**What is needed**
Find the string "Animal" in the records and copy each line where it occurs.

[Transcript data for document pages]
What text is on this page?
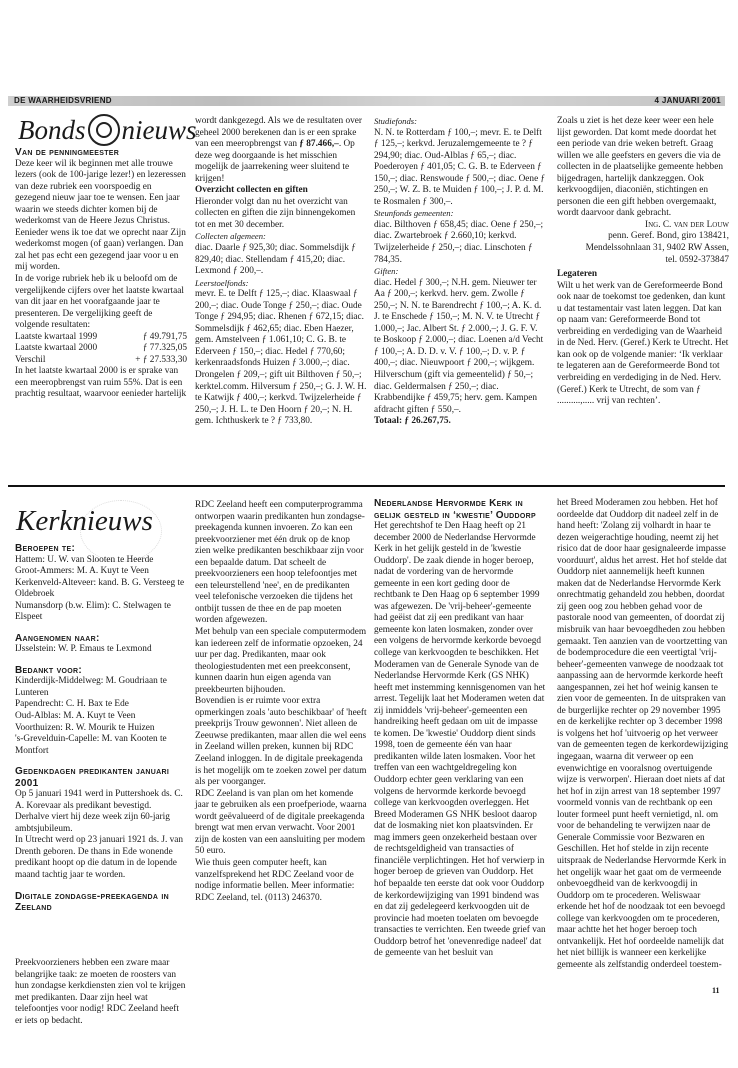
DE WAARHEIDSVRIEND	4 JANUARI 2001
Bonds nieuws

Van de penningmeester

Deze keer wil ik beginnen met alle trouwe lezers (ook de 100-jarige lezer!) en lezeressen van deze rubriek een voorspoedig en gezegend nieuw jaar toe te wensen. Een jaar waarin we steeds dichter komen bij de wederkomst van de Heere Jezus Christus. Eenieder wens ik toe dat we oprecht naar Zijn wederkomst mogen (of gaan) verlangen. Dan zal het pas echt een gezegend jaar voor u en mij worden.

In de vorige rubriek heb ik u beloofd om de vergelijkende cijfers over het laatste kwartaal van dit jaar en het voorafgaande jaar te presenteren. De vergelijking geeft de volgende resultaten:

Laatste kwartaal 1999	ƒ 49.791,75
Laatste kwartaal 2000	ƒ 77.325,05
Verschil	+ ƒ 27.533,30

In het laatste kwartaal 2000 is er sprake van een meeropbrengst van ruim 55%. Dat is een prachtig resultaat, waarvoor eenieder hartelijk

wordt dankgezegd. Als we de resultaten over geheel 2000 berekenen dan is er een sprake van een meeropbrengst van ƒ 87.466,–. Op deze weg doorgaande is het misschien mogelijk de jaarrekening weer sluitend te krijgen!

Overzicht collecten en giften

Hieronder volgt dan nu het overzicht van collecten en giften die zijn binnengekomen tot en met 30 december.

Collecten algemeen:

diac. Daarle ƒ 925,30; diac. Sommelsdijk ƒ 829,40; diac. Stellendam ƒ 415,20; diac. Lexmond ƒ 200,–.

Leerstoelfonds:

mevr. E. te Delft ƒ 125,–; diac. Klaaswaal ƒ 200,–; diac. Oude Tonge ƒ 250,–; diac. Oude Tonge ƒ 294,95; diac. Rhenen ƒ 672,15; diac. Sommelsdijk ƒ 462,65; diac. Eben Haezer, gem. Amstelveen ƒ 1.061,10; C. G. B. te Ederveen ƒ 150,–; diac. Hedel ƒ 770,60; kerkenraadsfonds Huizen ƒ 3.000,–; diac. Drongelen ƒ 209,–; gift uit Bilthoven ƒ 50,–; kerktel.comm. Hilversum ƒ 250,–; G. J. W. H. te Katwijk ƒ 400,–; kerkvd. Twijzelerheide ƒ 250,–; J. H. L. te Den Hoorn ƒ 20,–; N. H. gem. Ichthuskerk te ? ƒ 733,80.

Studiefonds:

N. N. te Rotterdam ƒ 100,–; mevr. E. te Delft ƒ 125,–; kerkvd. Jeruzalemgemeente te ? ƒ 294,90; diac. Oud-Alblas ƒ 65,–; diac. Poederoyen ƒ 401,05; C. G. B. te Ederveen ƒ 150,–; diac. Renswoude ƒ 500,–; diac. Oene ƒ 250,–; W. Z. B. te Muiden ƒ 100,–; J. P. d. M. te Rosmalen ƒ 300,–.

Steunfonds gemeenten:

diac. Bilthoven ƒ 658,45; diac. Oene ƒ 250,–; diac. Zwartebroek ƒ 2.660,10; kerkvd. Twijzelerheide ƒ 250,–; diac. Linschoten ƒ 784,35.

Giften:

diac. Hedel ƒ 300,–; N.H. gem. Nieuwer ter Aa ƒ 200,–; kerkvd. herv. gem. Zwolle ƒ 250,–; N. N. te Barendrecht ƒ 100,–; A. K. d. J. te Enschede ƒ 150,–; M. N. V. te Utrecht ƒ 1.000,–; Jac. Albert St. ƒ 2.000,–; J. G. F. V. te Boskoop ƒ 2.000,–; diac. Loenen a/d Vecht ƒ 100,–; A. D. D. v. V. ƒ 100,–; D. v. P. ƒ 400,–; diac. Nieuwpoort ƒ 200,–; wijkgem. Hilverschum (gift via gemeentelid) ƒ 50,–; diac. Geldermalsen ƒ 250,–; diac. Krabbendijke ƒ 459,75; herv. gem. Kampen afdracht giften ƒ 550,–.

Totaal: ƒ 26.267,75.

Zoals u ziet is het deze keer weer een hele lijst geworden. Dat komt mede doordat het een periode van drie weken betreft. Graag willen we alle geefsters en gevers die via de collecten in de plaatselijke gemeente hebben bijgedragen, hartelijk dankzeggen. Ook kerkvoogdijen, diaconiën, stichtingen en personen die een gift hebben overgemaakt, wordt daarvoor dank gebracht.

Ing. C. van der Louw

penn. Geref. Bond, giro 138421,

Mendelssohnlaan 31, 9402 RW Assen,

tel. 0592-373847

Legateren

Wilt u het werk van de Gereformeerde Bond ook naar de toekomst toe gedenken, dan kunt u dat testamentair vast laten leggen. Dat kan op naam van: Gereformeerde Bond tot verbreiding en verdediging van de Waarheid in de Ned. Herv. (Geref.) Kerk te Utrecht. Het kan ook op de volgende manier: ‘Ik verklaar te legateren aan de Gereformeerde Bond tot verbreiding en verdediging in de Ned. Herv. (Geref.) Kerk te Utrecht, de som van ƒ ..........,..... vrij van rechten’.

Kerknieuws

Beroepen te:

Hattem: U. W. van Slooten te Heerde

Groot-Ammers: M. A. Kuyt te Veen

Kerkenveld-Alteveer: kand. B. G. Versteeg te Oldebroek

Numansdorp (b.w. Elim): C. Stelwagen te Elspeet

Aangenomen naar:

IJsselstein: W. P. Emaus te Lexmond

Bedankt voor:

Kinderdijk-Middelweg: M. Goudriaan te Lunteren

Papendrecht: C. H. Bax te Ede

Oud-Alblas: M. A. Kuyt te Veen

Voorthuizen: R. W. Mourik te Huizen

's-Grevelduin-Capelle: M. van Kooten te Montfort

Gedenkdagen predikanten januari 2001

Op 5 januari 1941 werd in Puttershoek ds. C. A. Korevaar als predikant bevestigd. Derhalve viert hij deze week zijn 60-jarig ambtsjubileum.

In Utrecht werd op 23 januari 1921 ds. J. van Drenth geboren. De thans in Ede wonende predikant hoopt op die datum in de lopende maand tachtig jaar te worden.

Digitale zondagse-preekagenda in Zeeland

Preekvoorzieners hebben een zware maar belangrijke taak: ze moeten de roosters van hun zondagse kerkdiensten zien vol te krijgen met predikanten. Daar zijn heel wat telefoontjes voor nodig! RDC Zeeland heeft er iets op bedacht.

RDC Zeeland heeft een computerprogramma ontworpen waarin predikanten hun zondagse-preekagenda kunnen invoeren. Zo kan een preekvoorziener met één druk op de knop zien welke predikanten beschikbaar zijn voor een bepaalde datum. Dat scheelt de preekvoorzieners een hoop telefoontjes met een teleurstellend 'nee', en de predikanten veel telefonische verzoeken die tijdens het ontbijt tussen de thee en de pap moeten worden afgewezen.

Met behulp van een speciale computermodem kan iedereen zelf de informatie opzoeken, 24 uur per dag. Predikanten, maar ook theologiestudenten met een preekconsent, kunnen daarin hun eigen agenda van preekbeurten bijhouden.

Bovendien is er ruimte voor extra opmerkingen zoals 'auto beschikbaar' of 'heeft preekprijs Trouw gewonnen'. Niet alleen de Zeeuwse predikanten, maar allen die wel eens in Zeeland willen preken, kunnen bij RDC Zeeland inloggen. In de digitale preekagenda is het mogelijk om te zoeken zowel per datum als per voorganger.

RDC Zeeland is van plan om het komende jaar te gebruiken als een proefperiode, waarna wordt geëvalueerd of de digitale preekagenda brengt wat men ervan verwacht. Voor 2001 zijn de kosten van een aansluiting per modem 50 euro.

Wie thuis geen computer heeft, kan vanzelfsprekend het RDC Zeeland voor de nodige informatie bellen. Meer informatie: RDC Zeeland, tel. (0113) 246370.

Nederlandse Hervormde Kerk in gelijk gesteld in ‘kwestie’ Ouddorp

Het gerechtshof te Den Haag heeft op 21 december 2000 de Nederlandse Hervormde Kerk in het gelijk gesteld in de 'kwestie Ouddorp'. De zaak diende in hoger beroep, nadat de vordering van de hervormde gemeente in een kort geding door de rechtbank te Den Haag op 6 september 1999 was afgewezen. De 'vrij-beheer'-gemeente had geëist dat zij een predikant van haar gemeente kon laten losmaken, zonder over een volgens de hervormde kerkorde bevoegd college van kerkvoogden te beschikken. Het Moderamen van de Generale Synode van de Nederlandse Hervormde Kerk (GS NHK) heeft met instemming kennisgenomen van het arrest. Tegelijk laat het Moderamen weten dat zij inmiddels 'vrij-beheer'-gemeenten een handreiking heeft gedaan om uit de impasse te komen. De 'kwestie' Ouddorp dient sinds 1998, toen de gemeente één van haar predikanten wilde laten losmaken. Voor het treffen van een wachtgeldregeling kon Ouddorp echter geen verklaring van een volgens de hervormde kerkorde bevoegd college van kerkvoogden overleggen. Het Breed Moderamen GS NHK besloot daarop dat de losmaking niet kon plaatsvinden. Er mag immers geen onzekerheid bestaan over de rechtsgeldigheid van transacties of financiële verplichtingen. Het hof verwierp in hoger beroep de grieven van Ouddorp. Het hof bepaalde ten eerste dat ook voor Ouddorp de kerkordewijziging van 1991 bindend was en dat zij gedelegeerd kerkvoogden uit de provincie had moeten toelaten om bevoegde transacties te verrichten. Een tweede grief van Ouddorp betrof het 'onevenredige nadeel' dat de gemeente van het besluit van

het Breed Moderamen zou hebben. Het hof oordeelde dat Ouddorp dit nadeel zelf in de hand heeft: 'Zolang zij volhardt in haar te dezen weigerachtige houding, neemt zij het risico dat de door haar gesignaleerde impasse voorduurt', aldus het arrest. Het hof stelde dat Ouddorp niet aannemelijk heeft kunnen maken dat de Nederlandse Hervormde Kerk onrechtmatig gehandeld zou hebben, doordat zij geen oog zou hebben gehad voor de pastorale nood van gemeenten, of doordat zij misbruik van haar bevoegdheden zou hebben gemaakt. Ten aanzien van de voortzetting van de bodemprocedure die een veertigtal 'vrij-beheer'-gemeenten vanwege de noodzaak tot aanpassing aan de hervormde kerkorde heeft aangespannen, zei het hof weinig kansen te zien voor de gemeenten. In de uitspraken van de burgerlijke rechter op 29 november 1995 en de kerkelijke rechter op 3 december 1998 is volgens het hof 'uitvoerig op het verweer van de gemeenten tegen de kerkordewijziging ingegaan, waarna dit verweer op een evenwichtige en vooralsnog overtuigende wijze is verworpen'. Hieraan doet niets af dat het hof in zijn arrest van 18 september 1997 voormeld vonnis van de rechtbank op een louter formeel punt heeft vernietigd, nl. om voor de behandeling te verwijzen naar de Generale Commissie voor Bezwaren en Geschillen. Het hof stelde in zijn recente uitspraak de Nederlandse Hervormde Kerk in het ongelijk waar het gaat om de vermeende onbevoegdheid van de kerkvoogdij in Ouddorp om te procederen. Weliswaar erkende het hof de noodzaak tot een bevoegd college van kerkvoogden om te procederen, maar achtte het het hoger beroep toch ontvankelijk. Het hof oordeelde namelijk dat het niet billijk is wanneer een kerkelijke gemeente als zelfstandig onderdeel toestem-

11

...

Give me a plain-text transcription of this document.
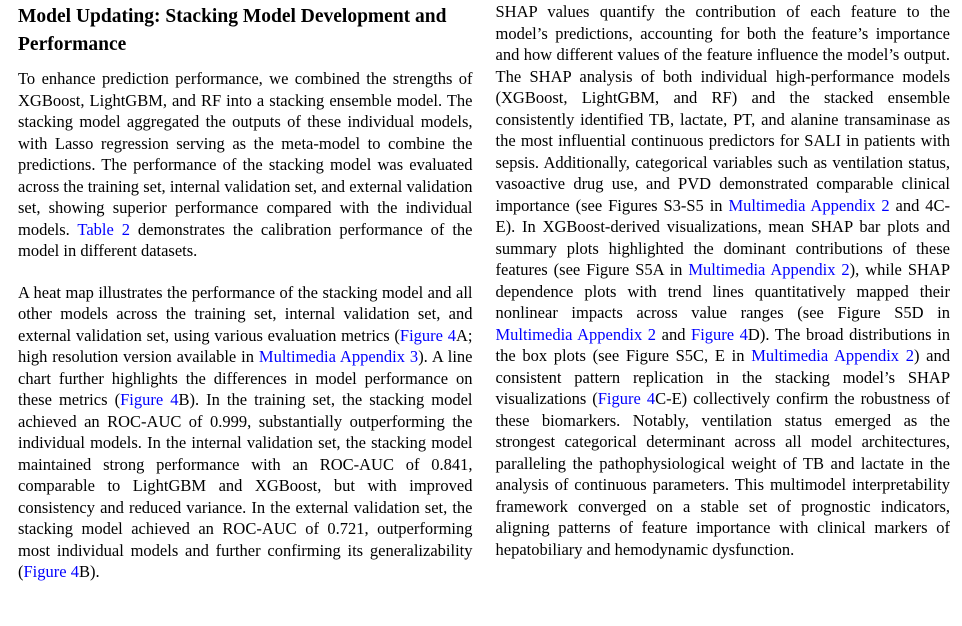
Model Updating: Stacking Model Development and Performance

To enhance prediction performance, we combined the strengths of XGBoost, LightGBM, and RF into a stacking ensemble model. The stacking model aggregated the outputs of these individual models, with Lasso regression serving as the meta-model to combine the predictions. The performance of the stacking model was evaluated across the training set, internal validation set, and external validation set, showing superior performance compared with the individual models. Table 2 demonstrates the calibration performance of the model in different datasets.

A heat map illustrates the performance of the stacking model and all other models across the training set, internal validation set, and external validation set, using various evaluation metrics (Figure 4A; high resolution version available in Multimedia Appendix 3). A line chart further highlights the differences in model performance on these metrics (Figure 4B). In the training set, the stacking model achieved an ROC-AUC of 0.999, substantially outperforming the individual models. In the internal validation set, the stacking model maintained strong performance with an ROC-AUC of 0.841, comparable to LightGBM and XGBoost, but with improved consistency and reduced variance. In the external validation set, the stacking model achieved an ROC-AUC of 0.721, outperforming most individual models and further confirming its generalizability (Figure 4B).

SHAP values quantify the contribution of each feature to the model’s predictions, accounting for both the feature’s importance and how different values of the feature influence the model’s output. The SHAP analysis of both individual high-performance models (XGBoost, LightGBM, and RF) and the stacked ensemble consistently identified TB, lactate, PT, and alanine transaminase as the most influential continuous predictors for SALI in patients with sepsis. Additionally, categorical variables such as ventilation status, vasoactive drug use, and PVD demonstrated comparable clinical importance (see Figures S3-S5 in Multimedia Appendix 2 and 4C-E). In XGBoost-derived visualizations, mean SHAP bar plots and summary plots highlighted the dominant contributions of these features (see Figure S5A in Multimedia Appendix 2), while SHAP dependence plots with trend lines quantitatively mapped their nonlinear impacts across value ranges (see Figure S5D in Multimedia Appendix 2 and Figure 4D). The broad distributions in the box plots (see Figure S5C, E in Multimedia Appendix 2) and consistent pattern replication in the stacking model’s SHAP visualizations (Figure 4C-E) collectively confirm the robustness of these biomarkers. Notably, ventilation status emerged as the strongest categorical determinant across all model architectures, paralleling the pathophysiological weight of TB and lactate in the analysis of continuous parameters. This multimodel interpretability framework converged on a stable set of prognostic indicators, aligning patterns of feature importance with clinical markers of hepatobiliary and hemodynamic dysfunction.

* * *

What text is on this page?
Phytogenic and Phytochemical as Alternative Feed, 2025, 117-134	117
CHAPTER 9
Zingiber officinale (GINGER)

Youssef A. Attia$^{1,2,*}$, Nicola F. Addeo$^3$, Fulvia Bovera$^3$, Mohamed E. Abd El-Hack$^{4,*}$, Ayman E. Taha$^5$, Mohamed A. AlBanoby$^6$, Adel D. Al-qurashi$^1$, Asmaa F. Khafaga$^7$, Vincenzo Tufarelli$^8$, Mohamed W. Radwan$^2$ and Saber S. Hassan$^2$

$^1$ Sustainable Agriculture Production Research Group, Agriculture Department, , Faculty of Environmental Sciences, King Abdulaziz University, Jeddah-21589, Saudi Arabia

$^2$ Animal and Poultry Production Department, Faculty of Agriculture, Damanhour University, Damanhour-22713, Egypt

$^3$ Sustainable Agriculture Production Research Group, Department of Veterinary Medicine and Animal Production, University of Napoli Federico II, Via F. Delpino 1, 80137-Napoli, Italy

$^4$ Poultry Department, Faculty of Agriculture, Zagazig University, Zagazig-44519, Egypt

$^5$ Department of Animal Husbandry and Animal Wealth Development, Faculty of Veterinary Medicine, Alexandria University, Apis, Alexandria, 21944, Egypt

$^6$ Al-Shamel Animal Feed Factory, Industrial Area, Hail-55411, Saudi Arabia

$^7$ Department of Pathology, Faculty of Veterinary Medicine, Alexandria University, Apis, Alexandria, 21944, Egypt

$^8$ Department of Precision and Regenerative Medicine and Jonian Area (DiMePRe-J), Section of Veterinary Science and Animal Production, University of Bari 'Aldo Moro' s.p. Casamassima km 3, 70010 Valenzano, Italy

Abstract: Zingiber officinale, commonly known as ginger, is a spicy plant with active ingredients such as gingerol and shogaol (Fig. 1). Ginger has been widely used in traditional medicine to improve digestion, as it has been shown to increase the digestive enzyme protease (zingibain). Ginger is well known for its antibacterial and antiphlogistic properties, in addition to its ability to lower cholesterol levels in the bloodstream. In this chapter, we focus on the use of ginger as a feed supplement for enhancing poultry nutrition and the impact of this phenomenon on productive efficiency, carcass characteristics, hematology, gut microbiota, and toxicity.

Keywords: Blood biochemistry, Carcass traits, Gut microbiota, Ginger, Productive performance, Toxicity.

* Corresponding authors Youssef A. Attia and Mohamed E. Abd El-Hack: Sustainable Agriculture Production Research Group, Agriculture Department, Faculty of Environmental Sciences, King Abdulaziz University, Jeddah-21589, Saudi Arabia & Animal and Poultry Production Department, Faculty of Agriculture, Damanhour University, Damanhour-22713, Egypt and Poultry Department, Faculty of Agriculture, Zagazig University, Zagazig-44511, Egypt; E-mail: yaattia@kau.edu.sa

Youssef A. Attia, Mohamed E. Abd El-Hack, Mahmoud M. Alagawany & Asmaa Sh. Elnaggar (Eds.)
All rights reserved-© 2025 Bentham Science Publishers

**Expected answer**
$^2$ Animal and Poultry Production Department, Faculty of Agriculture, Damanhour University, Damanhour-22713, Egypt
$^3$ Sustainable Agriculture Production Research Group, Department of Veterinary Medicine and Animal Production, University of Napoli Federico II, Via F. Delpino 1, 80137-Napoli, Italy
$^5$ Department of Animal Husbandry and Animal Wealth Development, Faculty of Veterinary Medicine, Alexandria University, Apis, Alexandria, 21944, Egypt
$^6$ Al-Shamel Animal Feed Factory, Industrial Area, Hail-55411, Saudi Arabia
$^8$ Department of Precision and Regenerative Medicine and Jonian Area (DiMePRe-J), Section of Veterinary Science and Animal Production, University of Bari 'Aldo Moro' s.p. Casamassima km 3, 70010 Valenzano, Italy
* Corresponding authors Youssef A. Attia and Mohamed E. Abd El-Hack: Sustainable Agriculture Production Research Group, Agriculture Department, Faculty of Environmental Sciences, King Abdulaziz University, Jeddah-21589, Saudi Arabia & Animal and Poultry Production Department, Faculty of Agriculture, Damanhour University, Damanhour-22713, Egypt and Poultry Department, Faculty of Agriculture, Zagazig University, Zagazig-44511, Egypt; E-mail: yaattia@kau.edu.sa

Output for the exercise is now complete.